**EXERCISE TASK**. Copy down every line where the string "Larsen" shows up.
═══ LISTED RECORDS
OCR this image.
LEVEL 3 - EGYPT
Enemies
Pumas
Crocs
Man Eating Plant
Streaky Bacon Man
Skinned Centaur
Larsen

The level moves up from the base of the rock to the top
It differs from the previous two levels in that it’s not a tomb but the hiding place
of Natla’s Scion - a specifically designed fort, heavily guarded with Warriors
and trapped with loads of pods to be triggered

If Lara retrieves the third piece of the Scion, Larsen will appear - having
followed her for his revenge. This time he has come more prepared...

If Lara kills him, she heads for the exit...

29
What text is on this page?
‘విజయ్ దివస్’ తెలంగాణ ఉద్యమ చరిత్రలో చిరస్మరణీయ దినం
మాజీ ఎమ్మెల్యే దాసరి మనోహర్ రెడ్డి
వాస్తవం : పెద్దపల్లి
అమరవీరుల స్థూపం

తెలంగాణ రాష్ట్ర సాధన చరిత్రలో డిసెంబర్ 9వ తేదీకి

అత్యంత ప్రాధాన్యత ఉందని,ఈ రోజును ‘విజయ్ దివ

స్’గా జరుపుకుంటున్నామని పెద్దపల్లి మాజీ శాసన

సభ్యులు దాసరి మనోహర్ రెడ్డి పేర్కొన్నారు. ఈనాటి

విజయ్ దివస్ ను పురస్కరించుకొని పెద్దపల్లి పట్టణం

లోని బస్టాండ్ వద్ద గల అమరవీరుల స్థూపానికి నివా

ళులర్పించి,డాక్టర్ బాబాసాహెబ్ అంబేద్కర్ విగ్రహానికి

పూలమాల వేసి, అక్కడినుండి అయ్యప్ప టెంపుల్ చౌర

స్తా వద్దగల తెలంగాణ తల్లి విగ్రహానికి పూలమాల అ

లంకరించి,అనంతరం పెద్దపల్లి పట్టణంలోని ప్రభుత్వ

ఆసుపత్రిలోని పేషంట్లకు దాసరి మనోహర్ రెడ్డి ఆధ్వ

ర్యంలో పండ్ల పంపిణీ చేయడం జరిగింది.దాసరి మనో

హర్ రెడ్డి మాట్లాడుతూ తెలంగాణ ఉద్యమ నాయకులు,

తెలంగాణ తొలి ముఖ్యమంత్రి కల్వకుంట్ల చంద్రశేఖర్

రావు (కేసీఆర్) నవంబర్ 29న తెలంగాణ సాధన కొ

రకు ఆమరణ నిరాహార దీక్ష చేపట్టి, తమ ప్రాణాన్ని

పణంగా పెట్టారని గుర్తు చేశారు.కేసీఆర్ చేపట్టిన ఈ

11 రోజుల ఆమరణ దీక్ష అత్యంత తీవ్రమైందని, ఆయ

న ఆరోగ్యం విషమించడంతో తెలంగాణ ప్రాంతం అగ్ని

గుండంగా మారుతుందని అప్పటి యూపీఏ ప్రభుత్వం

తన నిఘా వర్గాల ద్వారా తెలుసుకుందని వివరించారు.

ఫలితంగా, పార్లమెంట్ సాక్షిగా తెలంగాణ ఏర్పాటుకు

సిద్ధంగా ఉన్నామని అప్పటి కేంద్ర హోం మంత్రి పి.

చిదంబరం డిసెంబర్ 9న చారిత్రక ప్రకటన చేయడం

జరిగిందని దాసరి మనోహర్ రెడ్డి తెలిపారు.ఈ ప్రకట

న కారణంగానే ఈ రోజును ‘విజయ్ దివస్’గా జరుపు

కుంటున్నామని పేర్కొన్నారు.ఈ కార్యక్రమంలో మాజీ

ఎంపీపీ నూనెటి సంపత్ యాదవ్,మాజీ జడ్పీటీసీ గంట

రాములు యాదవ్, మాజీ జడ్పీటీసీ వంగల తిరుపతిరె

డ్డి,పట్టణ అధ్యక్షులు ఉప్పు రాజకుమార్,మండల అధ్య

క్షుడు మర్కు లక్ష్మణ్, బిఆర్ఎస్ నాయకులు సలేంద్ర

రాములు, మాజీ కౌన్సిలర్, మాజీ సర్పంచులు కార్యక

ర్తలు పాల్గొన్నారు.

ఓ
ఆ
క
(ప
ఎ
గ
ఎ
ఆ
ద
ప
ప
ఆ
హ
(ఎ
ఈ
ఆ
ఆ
══════
**SOLUTION**.
Larsen
If Lara retrieves the third piece of the Scion, Larsen will appear - having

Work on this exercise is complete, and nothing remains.